REQUIRED TASK: Track down the lines that contain "用户昵称" and copy them.

[Collected data entries]
......

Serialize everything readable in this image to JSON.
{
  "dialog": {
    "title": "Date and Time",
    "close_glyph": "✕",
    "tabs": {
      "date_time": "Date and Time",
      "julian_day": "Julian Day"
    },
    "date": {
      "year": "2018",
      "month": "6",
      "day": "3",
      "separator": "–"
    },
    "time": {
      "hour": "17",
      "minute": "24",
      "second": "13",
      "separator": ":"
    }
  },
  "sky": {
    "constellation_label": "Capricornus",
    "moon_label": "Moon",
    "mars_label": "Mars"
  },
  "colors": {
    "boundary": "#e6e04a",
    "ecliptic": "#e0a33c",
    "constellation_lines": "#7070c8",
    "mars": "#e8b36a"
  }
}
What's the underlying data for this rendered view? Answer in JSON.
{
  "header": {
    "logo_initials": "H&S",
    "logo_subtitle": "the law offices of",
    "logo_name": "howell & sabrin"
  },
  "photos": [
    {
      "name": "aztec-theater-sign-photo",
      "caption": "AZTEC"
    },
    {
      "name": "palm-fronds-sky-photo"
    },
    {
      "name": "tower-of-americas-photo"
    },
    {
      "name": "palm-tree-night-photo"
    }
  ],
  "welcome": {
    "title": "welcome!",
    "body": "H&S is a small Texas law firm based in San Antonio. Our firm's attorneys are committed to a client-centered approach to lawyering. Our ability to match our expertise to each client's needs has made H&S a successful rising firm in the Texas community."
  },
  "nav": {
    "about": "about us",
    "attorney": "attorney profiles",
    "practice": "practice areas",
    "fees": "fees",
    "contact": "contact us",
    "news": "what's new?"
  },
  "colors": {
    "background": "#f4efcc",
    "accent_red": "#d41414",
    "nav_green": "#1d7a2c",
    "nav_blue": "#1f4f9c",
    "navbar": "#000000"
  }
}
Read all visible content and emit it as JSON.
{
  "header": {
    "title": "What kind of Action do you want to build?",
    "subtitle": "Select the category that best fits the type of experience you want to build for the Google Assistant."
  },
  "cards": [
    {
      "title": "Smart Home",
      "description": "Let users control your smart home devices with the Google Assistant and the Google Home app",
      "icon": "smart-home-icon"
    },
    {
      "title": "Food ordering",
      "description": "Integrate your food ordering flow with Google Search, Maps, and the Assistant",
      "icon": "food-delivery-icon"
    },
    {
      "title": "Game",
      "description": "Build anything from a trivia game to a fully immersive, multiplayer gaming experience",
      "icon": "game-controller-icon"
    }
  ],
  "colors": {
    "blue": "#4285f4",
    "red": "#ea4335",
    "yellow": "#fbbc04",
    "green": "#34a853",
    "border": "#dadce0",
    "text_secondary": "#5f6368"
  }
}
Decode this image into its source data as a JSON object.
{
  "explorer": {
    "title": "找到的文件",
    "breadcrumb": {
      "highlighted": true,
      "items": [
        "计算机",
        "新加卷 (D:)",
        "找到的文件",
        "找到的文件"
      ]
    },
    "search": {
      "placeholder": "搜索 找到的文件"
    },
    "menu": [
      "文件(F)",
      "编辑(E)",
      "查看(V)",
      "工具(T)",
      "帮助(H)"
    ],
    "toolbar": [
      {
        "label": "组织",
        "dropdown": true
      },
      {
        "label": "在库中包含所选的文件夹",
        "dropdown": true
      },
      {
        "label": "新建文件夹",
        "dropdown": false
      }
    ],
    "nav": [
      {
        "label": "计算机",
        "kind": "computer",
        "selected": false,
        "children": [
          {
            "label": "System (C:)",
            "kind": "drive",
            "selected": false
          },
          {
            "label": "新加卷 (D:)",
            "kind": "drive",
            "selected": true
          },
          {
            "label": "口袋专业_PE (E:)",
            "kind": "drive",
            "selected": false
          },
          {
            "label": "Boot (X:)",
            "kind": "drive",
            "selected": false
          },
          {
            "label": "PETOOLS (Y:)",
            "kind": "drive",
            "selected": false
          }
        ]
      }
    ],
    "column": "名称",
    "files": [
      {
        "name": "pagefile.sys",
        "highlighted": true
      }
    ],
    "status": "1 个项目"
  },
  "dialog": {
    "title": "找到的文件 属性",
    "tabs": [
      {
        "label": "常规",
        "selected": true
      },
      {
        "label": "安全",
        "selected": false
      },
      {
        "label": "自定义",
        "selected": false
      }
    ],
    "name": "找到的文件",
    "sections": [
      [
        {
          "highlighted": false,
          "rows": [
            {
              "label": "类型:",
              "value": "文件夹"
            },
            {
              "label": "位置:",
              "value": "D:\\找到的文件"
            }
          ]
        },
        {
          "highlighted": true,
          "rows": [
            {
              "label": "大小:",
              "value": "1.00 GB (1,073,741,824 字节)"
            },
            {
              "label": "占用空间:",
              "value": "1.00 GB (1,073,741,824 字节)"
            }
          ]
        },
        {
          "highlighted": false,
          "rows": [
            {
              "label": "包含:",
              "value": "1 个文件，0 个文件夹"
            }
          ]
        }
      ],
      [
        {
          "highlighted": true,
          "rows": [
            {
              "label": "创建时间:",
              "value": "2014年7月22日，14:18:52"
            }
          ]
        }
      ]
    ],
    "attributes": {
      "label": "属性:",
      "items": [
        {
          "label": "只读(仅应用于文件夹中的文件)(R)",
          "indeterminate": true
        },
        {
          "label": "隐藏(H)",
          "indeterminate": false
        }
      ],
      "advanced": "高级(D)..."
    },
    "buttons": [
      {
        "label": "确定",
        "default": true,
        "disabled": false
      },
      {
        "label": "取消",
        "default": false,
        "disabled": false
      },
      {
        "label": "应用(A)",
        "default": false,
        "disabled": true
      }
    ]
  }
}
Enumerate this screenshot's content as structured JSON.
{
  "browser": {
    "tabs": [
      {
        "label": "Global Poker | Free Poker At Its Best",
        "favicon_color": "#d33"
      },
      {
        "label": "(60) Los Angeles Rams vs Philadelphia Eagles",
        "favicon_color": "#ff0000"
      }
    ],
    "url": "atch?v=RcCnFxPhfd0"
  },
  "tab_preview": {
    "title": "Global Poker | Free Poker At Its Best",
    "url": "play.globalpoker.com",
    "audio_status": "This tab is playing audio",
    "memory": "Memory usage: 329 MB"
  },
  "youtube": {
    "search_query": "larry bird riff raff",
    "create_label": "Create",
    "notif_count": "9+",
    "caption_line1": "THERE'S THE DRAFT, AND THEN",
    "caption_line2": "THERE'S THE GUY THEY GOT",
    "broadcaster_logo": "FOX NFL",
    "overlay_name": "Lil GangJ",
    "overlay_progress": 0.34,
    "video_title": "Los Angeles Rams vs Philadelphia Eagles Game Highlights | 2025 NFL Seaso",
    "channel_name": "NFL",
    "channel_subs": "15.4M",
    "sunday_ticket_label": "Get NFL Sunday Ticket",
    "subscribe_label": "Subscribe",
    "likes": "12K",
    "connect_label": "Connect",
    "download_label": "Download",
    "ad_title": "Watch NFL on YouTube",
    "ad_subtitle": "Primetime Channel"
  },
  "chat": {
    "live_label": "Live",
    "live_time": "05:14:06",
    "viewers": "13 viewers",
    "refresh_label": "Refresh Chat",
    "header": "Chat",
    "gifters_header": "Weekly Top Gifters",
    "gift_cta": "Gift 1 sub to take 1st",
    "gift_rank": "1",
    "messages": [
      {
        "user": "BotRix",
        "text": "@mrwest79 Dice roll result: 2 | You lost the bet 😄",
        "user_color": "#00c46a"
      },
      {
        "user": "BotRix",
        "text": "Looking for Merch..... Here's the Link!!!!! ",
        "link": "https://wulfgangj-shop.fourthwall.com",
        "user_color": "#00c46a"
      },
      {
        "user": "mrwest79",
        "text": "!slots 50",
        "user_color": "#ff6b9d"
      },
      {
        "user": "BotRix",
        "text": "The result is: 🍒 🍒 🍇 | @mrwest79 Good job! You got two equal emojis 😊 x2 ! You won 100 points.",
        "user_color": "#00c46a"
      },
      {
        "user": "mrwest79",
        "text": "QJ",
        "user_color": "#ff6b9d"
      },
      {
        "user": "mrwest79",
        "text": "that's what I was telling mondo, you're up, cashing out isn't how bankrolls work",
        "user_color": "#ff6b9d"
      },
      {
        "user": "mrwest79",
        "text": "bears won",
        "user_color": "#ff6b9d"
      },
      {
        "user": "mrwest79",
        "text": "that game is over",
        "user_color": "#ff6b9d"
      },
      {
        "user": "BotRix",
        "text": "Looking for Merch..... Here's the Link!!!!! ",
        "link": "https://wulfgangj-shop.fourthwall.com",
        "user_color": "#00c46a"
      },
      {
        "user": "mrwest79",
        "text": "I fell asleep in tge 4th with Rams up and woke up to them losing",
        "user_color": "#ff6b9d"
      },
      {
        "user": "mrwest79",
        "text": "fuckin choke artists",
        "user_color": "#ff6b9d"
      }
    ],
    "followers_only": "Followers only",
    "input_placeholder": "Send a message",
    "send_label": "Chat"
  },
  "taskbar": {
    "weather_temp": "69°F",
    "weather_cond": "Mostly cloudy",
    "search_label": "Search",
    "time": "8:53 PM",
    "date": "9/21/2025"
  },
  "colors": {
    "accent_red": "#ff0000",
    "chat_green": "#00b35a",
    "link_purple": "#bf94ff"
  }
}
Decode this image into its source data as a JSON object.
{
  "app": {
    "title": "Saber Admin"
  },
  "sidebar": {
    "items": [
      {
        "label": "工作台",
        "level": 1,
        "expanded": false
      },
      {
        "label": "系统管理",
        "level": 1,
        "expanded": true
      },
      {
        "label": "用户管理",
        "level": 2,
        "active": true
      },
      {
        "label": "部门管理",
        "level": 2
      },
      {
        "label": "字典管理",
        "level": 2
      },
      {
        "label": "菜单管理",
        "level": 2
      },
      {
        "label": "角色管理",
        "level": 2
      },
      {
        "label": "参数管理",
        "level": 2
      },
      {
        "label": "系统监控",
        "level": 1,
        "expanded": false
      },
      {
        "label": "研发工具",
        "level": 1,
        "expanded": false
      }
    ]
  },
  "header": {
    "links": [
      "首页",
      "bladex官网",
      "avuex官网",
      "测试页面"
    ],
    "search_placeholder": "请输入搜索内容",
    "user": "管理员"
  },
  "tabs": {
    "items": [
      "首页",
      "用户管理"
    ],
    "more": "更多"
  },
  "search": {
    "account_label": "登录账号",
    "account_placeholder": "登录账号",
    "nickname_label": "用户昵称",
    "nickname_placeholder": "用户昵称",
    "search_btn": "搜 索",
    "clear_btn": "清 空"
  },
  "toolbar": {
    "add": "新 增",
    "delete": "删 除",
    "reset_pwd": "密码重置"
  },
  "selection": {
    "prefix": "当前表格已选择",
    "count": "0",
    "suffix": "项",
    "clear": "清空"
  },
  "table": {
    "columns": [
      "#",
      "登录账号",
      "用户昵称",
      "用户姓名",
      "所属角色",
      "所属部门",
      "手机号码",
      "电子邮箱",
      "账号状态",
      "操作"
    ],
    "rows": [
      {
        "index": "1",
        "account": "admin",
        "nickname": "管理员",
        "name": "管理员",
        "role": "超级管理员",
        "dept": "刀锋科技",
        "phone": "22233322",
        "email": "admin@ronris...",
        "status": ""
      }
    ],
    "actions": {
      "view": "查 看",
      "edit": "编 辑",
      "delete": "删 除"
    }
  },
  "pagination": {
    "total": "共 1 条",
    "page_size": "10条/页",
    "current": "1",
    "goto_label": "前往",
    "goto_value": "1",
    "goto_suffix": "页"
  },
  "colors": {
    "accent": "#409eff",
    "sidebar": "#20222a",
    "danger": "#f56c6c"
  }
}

......

SOLUTION:
    "nickname_label": "用户昵称",
    "nickname_placeholder": "用户昵称",
      "用户昵称",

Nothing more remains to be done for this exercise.